(Entries with figure data)
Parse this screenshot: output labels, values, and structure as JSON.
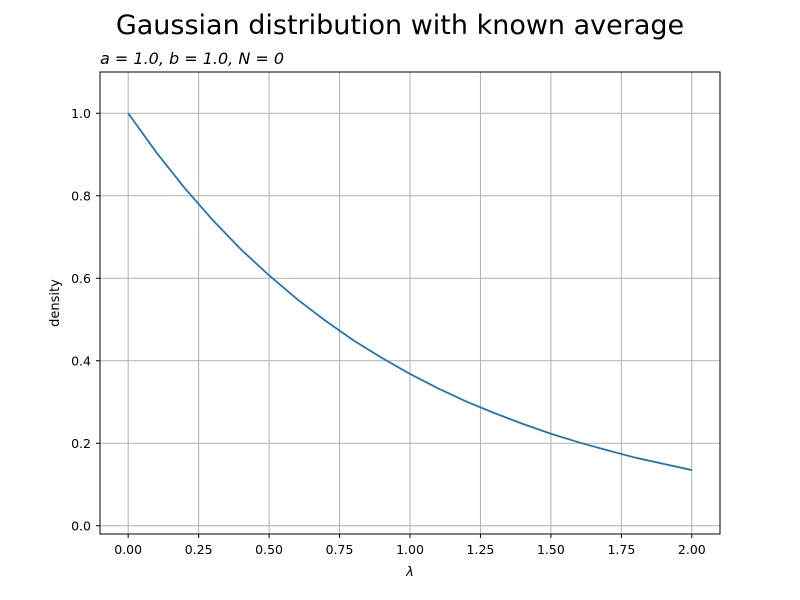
{
  "chart_data": {
    "type": "line",
    "title": "Gaussian distribution with known average",
    "subtitle": "a = 1.0, b = 1.0, N = 0",
    "xlabel": "λ",
    "ylabel": "density",
    "xlim": [
      -0.1,
      2.1
    ],
    "ylim": [
      -0.02,
      1.1
    ],
    "xticks": [
      "0.00",
      "0.25",
      "0.50",
      "0.75",
      "1.00",
      "1.25",
      "1.50",
      "1.75",
      "2.00"
    ],
    "yticks": [
      "0.0",
      "0.2",
      "0.4",
      "0.6",
      "0.8",
      "1.0"
    ],
    "grid": true,
    "series": [
      {
        "color": "#1f77b4",
        "x": [
          0.0,
          0.1,
          0.2,
          0.3,
          0.4,
          0.5,
          0.6,
          0.7,
          0.8,
          0.9,
          1.0,
          1.1,
          1.2,
          1.3,
          1.4,
          1.5,
          1.6,
          1.7,
          1.8,
          1.9,
          2.0
        ],
        "y": [
          1.0,
          0.905,
          0.819,
          0.741,
          0.67,
          0.607,
          0.549,
          0.497,
          0.449,
          0.407,
          0.368,
          0.333,
          0.301,
          0.273,
          0.247,
          0.223,
          0.202,
          0.183,
          0.165,
          0.15,
          0.135
        ]
      }
    ]
  }
}
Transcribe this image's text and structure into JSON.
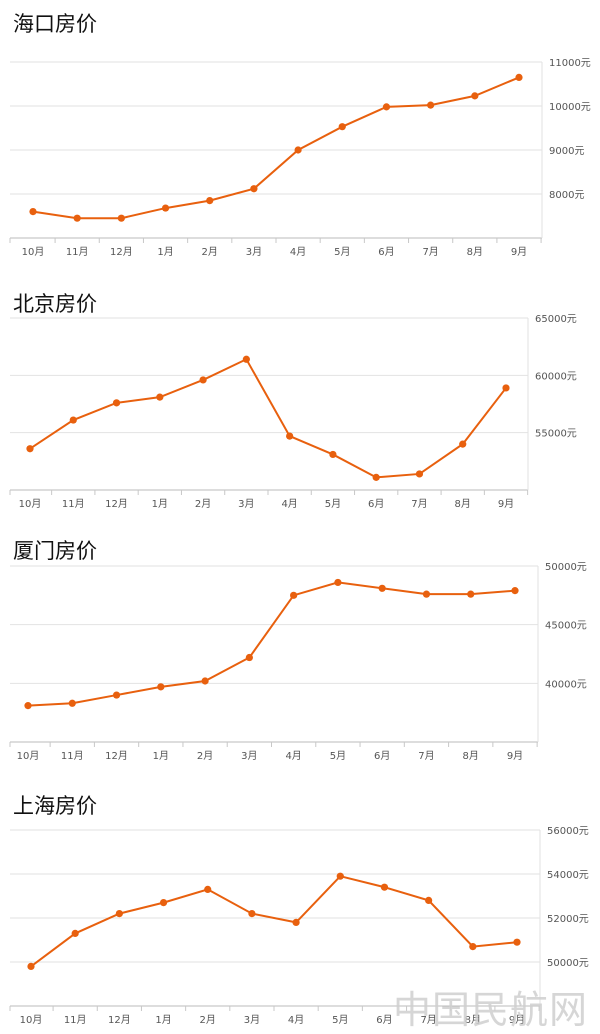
{
  "chart_data": [
    {
      "type": "line",
      "title": "海口房价",
      "categories": [
        "10月",
        "11月",
        "12月",
        "1月",
        "2月",
        "3月",
        "4月",
        "5月",
        "6月",
        "7月",
        "8月",
        "9月"
      ],
      "series": [
        {
          "values": [
            7600,
            7450,
            7450,
            7680,
            7850,
            8120,
            9000,
            9530,
            9980,
            10020,
            10230,
            10650
          ]
        }
      ],
      "yticks": [
        "8000元",
        "9000元",
        "10000元",
        "11000元"
      ],
      "ylim": [
        7000,
        11000
      ],
      "color": "#e8600e"
    },
    {
      "type": "line",
      "title": "北京房价",
      "categories": [
        "10月",
        "11月",
        "12月",
        "1月",
        "2月",
        "3月",
        "4月",
        "5月",
        "6月",
        "7月",
        "8月",
        "9月"
      ],
      "series": [
        {
          "values": [
            53600,
            56100,
            57600,
            58100,
            59600,
            61400,
            54700,
            53100,
            51100,
            51400,
            54000,
            58900
          ]
        }
      ],
      "yticks": [
        "55000元",
        "60000元",
        "65000元"
      ],
      "ylim": [
        50000,
        65000
      ],
      "color": "#e8600e"
    },
    {
      "type": "line",
      "title": "厦门房价",
      "categories": [
        "10月",
        "11月",
        "12月",
        "1月",
        "2月",
        "3月",
        "4月",
        "5月",
        "6月",
        "7月",
        "8月",
        "9月"
      ],
      "series": [
        {
          "values": [
            38100,
            38300,
            39000,
            39700,
            40200,
            42200,
            47500,
            48600,
            48100,
            47600,
            47600,
            47900
          ]
        }
      ],
      "yticks": [
        "40000元",
        "45000元",
        "50000元"
      ],
      "ylim": [
        35000,
        50000
      ],
      "color": "#e8600e"
    },
    {
      "type": "line",
      "title": "上海房价",
      "categories": [
        "10月",
        "11月",
        "12月",
        "1月",
        "2月",
        "3月",
        "4月",
        "5月",
        "6月",
        "7月",
        "8月",
        "9月"
      ],
      "series": [
        {
          "values": [
            49800,
            51300,
            52200,
            52700,
            53300,
            52200,
            51800,
            53900,
            53400,
            52800,
            50700,
            50900
          ]
        }
      ],
      "yticks": [
        "50000元",
        "52000元",
        "54000元",
        "56000元"
      ],
      "ylim": [
        48000,
        56000
      ],
      "color": "#e8600e"
    }
  ],
  "watermark": "中国民航网"
}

> PROBLEM TO WORK ON
Write out all the records again, exactly, minus any pictures.

> TASK RESPONSE
Parse this screenshot: output labels, values, and structure as JSON.
{
  "chart_data": {
    "type": "line",
    "title": "Gaussian distribution with known average",
    "subtitle": "a = 1.0, b = 1.0, N = 0",
    "xlabel": "λ",
    "ylabel": "density",
    "xlim": [
      -0.1,
      2.1
    ],
    "ylim": [
      -0.02,
      1.1
    ],
    "xticks": [
      "0.00",
      "0.25",
      "0.50",
      "0.75",
      "1.00",
      "1.25",
      "1.50",
      "1.75",
      "2.00"
    ],
    "yticks": [
      "0.0",
      "0.2",
      "0.4",
      "0.6",
      "0.8",
      "1.0"
    ],
    "grid": true,
    "series": [
      {
        "color": "#1f77b4",
        "x": [
          0.0,
          0.1,
          0.2,
          0.3,
          0.4,
          0.5,
          0.6,
          0.7,
          0.8,
          0.9,
          1.0,
          1.1,
          1.2,
          1.3,
          1.4,
          1.5,
          1.6,
          1.7,
          1.8,
          1.9,
          2.0
        ],
        "y": [
          1.0,
          0.905,
          0.819,
          0.741,
          0.67,
          0.607,
          0.549,
          0.497,
          0.449,
          0.407,
          0.368,
          0.333,
          0.301,
          0.273,
          0.247,
          0.223,
          0.202,
          0.183,
          0.165,
          0.15,
          0.135
        ]
      }
    ]
  }
}
Transcribe this image's text and structure into JSON.
{
  "chart_data": [
    {
      "type": "line",
      "title": "海口房价",
      "categories": [
        "10月",
        "11月",
        "12月",
        "1月",
        "2月",
        "3月",
        "4月",
        "5月",
        "6月",
        "7月",
        "8月",
        "9月"
      ],
      "series": [
        {
          "values": [
            7600,
            7450,
            7450,
            7680,
            7850,
            8120,
            9000,
            9530,
            9980,
            10020,
            10230,
            10650
          ]
        }
      ],
      "yticks": [
        "8000元",
        "9000元",
        "10000元",
        "11000元"
      ],
      "ylim": [
        7000,
        11000
      ],
      "color": "#e8600e"
    },
    {
      "type": "line",
      "title": "北京房价",
      "categories": [
        "10月",
        "11月",
        "12月",
        "1月",
        "2月",
        "3月",
        "4月",
        "5月",
        "6月",
        "7月",
        "8月",
        "9月"
      ],
      "series": [
        {
          "values": [
            53600,
            56100,
            57600,
            58100,
            59600,
            61400,
            54700,
            53100,
            51100,
            51400,
            54000,
            58900
          ]
        }
      ],
      "yticks": [
        "55000元",
        "60000元",
        "65000元"
      ],
      "ylim": [
        50000,
        65000
      ],
      "color": "#e8600e"
    },
    {
      "type": "line",
      "title": "厦门房价",
      "categories": [
        "10月",
        "11月",
        "12月",
        "1月",
        "2月",
        "3月",
        "4月",
        "5月",
        "6月",
        "7月",
        "8月",
        "9月"
      ],
      "series": [
        {
          "values": [
            38100,
            38300,
            39000,
            39700,
            40200,
            42200,
            47500,
            48600,
            48100,
            47600,
            47600,
            47900
          ]
        }
      ],
      "yticks": [
        "40000元",
        "45000元",
        "50000元"
      ],
      "ylim": [
        35000,
        50000
      ],
      "color": "#e8600e"
    },
    {
      "type": "line",
      "title": "上海房价",
      "categories": [
        "10月",
        "11月",
        "12月",
        "1月",
        "2月",
        "3月",
        "4月",
        "5月",
        "6月",
        "7月",
        "8月",
        "9月"
      ],
      "series": [
        {
          "values": [
            49800,
            51300,
            52200,
            52700,
            53300,
            52200,
            51800,
            53900,
            53400,
            52800,
            50700,
            50900
          ]
        }
      ],
      "yticks": [
        "50000元",
        "52000元",
        "54000元",
        "56000元"
      ],
      "ylim": [
        48000,
        56000
      ],
      "color": "#e8600e"
    }
  ],
  "watermark": "中国民航网"
}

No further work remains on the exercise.